━━━━━ Records shown

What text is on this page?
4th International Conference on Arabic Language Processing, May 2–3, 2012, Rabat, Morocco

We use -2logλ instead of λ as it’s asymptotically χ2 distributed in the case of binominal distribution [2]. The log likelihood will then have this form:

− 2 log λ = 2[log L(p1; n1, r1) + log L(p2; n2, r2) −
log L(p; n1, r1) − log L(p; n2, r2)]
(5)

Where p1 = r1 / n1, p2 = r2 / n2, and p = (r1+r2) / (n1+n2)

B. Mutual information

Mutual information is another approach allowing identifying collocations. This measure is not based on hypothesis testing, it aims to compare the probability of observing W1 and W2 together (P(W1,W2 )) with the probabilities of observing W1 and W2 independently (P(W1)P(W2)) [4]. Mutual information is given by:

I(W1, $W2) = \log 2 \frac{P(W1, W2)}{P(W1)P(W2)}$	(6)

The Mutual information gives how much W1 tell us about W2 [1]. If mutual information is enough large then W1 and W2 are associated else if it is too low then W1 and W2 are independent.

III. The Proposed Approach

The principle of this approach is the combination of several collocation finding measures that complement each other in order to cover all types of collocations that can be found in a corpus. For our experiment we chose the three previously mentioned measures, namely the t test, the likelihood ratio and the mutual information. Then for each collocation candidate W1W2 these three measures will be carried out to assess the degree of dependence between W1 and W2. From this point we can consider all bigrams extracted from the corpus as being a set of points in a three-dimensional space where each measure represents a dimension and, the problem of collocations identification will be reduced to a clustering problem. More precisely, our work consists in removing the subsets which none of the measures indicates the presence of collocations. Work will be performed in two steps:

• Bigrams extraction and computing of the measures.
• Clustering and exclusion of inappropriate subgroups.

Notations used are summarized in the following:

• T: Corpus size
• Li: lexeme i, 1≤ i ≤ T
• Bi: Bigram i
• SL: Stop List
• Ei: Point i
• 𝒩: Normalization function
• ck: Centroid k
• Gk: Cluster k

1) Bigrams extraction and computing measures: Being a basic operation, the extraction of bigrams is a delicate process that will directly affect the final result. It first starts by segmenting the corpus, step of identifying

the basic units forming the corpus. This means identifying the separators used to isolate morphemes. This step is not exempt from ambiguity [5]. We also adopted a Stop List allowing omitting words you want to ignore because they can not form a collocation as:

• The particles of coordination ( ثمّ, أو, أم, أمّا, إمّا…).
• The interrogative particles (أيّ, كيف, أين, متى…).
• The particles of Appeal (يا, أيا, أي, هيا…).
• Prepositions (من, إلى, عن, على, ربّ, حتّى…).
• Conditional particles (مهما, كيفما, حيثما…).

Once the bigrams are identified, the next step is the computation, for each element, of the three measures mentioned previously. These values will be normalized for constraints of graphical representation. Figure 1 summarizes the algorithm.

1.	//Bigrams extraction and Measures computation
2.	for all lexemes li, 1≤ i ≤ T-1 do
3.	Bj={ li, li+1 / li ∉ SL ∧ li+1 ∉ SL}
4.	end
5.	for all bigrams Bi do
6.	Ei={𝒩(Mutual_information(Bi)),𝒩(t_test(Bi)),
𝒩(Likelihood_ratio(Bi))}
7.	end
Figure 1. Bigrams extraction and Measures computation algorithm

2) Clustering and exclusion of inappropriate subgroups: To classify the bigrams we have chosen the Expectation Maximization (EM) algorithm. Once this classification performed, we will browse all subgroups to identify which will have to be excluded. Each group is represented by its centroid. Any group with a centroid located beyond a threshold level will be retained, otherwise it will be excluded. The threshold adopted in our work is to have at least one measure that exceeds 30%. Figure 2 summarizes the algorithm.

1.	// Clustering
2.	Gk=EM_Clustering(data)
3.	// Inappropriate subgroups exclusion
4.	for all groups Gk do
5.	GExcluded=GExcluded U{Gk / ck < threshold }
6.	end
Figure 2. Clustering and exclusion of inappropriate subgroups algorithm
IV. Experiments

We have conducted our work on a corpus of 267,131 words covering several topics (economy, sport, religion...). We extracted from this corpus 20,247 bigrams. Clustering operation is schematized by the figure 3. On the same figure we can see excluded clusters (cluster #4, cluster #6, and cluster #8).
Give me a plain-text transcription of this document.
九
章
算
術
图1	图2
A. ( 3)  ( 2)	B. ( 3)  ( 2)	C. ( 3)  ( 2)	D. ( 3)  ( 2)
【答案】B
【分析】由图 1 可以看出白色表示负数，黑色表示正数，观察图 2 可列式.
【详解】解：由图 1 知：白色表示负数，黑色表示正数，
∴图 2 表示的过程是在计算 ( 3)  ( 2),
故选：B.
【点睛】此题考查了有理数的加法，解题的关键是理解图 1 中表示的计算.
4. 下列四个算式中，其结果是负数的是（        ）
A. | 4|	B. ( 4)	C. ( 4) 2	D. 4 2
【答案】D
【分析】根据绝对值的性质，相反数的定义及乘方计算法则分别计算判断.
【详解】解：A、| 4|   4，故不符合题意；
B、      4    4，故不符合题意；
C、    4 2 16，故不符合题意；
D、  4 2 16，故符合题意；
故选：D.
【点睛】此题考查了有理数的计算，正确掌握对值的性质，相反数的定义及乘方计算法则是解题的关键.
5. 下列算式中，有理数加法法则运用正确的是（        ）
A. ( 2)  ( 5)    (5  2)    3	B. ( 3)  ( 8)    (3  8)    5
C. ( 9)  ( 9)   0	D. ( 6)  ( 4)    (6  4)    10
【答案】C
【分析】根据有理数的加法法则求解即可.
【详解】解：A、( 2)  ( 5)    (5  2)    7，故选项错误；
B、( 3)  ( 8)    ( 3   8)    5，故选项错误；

━━━━━━━━━━

▶ Stated problem
Your task is to reproduce all of the records exactly.

▶ Task result
What text is on this page?
4th International Conference on Arabic Language Processing, May 2–3, 2012, Rabat, Morocco

We use -2logλ instead of λ as it’s asymptotically χ2 distributed in the case of binominal distribution [2]. The log likelihood will then have this form:

− 2 log λ = 2[log L(p1; n1, r1) + log L(p2; n2, r2) −
log L(p; n1, r1) − log L(p; n2, r2)]
(5)

Where p1 = r1 / n1, p2 = r2 / n2, and p = (r1+r2) / (n1+n2)

B. Mutual information

Mutual information is another approach allowing identifying collocations. This measure is not based on hypothesis testing, it aims to compare the probability of observing W1 and W2 together (P(W1,W2 )) with the probabilities of observing W1 and W2 independently (P(W1)P(W2)) [4]. Mutual information is given by:

I(W1, $W2) = \log 2 \frac{P(W1, W2)}{P(W1)P(W2)}$	(6)

The Mutual information gives how much W1 tell us about W2 [1]. If mutual information is enough large then W1 and W2 are associated else if it is too low then W1 and W2 are independent.

III. The Proposed Approach

The principle of this approach is the combination of several collocation finding measures that complement each other in order to cover all types of collocations that can be found in a corpus. For our experiment we chose the three previously mentioned measures, namely the t test, the likelihood ratio and the mutual information. Then for each collocation candidate W1W2 these three measures will be carried out to assess the degree of dependence between W1 and W2. From this point we can consider all bigrams extracted from the corpus as being a set of points in a three-dimensional space where each measure represents a dimension and, the problem of collocations identification will be reduced to a clustering problem. More precisely, our work consists in removing the subsets which none of the measures indicates the presence of collocations. Work will be performed in two steps:

• Bigrams extraction and computing of the measures.
• Clustering and exclusion of inappropriate subgroups.

Notations used are summarized in the following:

• T: Corpus size
• Li: lexeme i, 1≤ i ≤ T
• Bi: Bigram i
• SL: Stop List
• Ei: Point i
• 𝒩: Normalization function
• ck: Centroid k
• Gk: Cluster k

1) Bigrams extraction and computing measures: Being a basic operation, the extraction of bigrams is a delicate process that will directly affect the final result. It first starts by segmenting the corpus, step of identifying

the basic units forming the corpus. This means identifying the separators used to isolate morphemes. This step is not exempt from ambiguity [5]. We also adopted a Stop List allowing omitting words you want to ignore because they can not form a collocation as:

• The particles of coordination ( ثمّ, أو, أم, أمّا, إمّا…).
• The interrogative particles (أيّ, كيف, أين, متى…).
• The particles of Appeal (يا, أيا, أي, هيا…).
• Prepositions (من, إلى, عن, على, ربّ, حتّى…).
• Conditional particles (مهما, كيفما, حيثما…).

Once the bigrams are identified, the next step is the computation, for each element, of the three measures mentioned previously. These values will be normalized for constraints of graphical representation. Figure 1 summarizes the algorithm.

1.	//Bigrams extraction and Measures computation
2.	for all lexemes li, 1≤ i ≤ T-1 do
3.	Bj={ li, li+1 / li ∉ SL ∧ li+1 ∉ SL}
4.	end
5.	for all bigrams Bi do
6.	Ei={𝒩(Mutual_information(Bi)),𝒩(t_test(Bi)),
𝒩(Likelihood_ratio(Bi))}
7.	end
Figure 1. Bigrams extraction and Measures computation algorithm

2) Clustering and exclusion of inappropriate subgroups: To classify the bigrams we have chosen the Expectation Maximization (EM) algorithm. Once this classification performed, we will browse all subgroups to identify which will have to be excluded. Each group is represented by its centroid. Any group with a centroid located beyond a threshold level will be retained, otherwise it will be excluded. The threshold adopted in our work is to have at least one measure that exceeds 30%. Figure 2 summarizes the algorithm.

1.	// Clustering
2.	Gk=EM_Clustering(data)
3.	// Inappropriate subgroups exclusion
4.	for all groups Gk do
5.	GExcluded=GExcluded U{Gk / ck < threshold }
6.	end
Figure 2. Clustering and exclusion of inappropriate subgroups algorithm
IV. Experiments

We have conducted our work on a corpus of 267,131 words covering several topics (economy, sport, religion...). We extracted from this corpus 20,247 bigrams. Clustering operation is schematized by the figure 3. On the same figure we can see excluded clusters (cluster #4, cluster #6, and cluster #8).
Give me a plain-text transcription of this document.
九
章
算
術
图1	图2
A. ( 3)  ( 2)	B. ( 3)  ( 2)	C. ( 3)  ( 2)	D. ( 3)  ( 2)
【答案】B
【分析】由图 1 可以看出白色表示负数，黑色表示正数，观察图 2 可列式.
【详解】解：由图 1 知：白色表示负数，黑色表示正数，
∴图 2 表示的过程是在计算 ( 3)  ( 2),
故选：B.
【点睛】此题考查了有理数的加法，解题的关键是理解图 1 中表示的计算.
4. 下列四个算式中，其结果是负数的是（        ）
A. | 4|	B. ( 4)	C. ( 4) 2	D. 4 2
【答案】D
【分析】根据绝对值的性质，相反数的定义及乘方计算法则分别计算判断.
【详解】解：A、| 4|   4，故不符合题意；
B、      4    4，故不符合题意；
C、    4 2 16，故不符合题意；
D、  4 2 16，故符合题意；
故选：D.
【点睛】此题考查了有理数的计算，正确掌握对值的性质，相反数的定义及乘方计算法则是解题的关键.
5. 下列算式中，有理数加法法则运用正确的是（        ）
A. ( 2)  ( 5)    (5  2)    3	B. ( 3)  ( 8)    (3  8)    5
C. ( 9)  ( 9)   0	D. ( 6)  ( 4)    (6  4)    10
【答案】C
【分析】根据有理数的加法法则求解即可.
【详解】解：A、( 2)  ( 5)    (5  2)    7，故选项错误；
B、( 3)  ( 8)    ( 3   8)    5，故选项错误；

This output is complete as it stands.